(Requirements) Every line holding the string "Geom" should be gathered.

---*---

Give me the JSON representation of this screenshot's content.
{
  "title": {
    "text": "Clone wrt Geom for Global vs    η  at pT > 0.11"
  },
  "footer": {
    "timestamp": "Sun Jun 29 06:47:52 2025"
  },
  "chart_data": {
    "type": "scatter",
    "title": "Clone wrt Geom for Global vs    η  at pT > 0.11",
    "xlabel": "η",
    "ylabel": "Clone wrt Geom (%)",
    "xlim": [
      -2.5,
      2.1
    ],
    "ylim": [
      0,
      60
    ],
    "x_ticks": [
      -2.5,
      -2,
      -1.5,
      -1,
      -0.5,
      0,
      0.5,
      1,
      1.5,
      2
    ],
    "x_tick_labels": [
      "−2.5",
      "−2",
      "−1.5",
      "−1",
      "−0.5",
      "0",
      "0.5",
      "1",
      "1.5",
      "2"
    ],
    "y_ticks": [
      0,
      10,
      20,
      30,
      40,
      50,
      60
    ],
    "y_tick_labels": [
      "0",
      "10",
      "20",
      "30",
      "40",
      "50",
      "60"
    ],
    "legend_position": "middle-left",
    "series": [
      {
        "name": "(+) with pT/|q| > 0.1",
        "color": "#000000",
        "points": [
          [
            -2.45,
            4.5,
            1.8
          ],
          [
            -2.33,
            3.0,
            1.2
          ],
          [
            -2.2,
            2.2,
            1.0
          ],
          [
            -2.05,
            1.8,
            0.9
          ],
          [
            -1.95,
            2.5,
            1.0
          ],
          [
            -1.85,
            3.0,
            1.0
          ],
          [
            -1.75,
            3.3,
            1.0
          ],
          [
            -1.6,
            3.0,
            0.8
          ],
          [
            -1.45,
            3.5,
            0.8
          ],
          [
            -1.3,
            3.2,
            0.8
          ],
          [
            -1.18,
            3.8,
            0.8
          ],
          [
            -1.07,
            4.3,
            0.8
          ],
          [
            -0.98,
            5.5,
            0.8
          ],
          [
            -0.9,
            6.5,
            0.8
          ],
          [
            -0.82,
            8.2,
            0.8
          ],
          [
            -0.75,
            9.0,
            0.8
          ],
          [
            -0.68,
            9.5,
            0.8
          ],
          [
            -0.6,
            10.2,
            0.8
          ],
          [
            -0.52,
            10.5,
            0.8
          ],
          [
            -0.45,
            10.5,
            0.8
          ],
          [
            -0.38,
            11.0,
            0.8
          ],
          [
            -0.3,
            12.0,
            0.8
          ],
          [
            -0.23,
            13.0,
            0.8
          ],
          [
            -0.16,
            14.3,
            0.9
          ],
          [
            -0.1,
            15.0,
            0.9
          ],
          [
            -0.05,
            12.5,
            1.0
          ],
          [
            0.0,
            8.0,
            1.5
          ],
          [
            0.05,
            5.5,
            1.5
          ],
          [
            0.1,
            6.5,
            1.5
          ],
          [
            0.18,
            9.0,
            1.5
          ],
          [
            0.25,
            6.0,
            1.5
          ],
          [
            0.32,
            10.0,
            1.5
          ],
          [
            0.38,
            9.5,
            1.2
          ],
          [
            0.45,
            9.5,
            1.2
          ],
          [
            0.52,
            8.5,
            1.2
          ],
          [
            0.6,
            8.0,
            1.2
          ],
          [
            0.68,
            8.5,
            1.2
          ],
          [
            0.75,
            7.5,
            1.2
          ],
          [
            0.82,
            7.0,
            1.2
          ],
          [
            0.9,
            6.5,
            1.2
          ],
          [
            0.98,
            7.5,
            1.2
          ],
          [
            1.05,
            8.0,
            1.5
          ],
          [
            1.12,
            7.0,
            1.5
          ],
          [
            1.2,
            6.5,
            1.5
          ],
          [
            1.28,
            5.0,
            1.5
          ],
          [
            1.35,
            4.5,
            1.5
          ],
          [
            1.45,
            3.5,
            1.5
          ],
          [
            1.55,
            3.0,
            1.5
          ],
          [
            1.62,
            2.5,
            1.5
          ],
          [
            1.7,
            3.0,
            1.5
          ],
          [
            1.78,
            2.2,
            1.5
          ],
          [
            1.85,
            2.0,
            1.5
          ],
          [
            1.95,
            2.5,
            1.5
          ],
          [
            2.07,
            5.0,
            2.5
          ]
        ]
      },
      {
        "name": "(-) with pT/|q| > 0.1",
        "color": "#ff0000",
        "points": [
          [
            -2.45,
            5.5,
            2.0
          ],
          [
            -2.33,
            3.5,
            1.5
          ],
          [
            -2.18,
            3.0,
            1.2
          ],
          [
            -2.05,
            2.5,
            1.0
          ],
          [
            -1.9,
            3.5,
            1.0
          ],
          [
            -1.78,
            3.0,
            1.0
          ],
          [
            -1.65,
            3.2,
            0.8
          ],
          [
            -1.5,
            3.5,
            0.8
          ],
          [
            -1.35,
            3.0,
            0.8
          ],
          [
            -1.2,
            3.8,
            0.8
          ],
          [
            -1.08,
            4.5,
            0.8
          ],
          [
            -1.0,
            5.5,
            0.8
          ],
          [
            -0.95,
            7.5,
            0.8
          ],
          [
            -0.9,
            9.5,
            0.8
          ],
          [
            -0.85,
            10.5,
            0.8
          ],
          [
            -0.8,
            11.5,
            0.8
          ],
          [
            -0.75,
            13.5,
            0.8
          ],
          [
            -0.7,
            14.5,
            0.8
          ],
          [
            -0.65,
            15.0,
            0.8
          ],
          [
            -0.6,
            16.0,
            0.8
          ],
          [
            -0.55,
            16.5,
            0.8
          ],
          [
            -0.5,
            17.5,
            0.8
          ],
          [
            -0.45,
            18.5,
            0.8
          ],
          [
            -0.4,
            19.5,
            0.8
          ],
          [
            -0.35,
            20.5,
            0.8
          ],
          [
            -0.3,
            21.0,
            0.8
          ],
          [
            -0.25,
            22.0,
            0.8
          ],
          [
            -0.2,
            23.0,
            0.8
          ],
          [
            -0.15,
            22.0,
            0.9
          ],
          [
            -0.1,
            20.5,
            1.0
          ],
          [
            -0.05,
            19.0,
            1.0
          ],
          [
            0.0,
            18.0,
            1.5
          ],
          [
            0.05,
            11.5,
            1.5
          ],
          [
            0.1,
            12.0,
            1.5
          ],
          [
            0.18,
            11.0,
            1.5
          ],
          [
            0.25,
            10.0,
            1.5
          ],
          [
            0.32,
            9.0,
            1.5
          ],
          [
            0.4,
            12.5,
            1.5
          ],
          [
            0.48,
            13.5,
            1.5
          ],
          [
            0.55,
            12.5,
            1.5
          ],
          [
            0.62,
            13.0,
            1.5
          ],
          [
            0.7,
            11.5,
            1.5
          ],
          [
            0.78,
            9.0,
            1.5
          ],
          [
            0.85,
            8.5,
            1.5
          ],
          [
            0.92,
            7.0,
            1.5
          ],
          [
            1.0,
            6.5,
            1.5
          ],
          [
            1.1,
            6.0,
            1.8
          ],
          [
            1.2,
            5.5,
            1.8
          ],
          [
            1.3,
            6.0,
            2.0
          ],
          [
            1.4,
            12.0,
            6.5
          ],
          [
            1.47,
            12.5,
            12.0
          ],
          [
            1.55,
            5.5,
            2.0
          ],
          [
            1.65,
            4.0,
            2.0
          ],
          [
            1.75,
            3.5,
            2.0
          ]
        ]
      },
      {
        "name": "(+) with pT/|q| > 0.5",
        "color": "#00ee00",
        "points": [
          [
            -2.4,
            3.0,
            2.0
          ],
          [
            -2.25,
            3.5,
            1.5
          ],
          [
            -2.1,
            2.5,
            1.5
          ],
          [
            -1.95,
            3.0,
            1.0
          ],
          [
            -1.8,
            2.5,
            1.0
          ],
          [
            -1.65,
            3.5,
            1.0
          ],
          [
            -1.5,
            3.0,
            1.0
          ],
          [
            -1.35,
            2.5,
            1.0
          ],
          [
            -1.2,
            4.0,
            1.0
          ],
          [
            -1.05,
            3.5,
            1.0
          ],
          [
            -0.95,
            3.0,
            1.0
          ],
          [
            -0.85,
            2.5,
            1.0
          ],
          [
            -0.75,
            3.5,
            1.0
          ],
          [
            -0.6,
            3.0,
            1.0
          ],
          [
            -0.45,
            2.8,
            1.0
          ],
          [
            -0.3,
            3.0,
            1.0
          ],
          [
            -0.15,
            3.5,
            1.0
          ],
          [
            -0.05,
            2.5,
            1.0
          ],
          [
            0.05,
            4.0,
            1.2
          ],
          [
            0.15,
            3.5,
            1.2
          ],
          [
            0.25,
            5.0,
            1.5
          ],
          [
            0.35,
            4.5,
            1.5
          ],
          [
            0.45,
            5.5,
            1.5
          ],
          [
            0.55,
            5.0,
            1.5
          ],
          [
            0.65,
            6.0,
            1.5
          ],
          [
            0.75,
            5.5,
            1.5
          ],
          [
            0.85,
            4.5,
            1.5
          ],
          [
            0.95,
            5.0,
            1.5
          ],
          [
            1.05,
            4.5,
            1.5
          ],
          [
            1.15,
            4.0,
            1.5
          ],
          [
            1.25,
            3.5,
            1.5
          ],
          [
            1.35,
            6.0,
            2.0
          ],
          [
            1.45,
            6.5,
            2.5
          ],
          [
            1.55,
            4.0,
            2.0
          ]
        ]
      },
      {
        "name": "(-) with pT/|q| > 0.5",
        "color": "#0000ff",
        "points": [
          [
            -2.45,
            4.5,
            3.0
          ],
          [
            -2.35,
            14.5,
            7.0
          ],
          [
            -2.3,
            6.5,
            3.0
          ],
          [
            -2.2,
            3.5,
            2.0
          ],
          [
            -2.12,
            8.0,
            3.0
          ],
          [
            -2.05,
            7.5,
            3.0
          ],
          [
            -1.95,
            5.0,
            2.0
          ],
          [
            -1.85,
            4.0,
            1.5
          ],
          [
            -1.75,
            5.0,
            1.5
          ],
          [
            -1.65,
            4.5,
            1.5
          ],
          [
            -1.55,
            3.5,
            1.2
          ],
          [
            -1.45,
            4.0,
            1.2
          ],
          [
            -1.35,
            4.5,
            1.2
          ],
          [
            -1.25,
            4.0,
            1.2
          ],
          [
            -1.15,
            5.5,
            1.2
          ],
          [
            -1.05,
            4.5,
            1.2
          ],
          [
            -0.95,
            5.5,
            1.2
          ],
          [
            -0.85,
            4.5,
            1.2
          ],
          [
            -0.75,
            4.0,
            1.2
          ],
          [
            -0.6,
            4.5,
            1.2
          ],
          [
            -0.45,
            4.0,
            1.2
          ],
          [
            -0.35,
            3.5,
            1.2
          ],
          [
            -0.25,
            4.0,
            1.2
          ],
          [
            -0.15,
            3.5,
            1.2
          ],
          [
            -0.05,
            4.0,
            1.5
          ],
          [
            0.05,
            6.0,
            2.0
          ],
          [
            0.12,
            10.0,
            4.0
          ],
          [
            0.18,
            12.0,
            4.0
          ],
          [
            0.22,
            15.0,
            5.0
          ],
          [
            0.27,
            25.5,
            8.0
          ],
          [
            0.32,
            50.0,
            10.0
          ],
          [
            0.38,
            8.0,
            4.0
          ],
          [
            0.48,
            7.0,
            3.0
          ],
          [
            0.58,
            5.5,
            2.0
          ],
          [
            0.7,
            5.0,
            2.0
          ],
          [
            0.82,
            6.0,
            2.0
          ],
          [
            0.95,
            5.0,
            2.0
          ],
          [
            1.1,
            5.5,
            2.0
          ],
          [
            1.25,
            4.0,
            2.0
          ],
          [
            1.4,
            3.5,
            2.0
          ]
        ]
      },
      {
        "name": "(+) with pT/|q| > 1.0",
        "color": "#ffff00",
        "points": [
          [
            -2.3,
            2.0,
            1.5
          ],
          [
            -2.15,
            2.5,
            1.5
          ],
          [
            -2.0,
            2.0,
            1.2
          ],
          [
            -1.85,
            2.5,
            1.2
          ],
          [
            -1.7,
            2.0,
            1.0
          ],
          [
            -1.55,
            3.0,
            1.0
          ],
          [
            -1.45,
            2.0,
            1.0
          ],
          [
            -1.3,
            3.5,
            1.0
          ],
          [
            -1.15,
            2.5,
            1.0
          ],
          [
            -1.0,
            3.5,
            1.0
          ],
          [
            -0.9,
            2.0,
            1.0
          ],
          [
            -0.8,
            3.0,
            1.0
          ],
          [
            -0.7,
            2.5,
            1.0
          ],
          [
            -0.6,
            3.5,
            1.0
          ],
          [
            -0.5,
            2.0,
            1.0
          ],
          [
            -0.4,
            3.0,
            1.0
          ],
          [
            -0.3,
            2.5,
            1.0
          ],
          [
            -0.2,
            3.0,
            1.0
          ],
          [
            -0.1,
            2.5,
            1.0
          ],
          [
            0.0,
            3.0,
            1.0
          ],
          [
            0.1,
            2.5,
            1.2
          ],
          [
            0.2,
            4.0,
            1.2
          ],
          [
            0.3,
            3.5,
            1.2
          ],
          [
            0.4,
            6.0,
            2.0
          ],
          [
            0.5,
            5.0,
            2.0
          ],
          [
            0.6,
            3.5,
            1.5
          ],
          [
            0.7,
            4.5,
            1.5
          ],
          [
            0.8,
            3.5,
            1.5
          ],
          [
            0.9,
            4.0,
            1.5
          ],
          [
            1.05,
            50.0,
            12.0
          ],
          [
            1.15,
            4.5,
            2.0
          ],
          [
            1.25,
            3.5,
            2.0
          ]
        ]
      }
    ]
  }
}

---*---

(Result for this exercise)
    "text": "Clone wrt Geom for Global vs    η  at pT > 0.11"
    "title": "Clone wrt Geom for Global vs    η  at pT > 0.11",
    "ylabel": "Clone wrt Geom (%)",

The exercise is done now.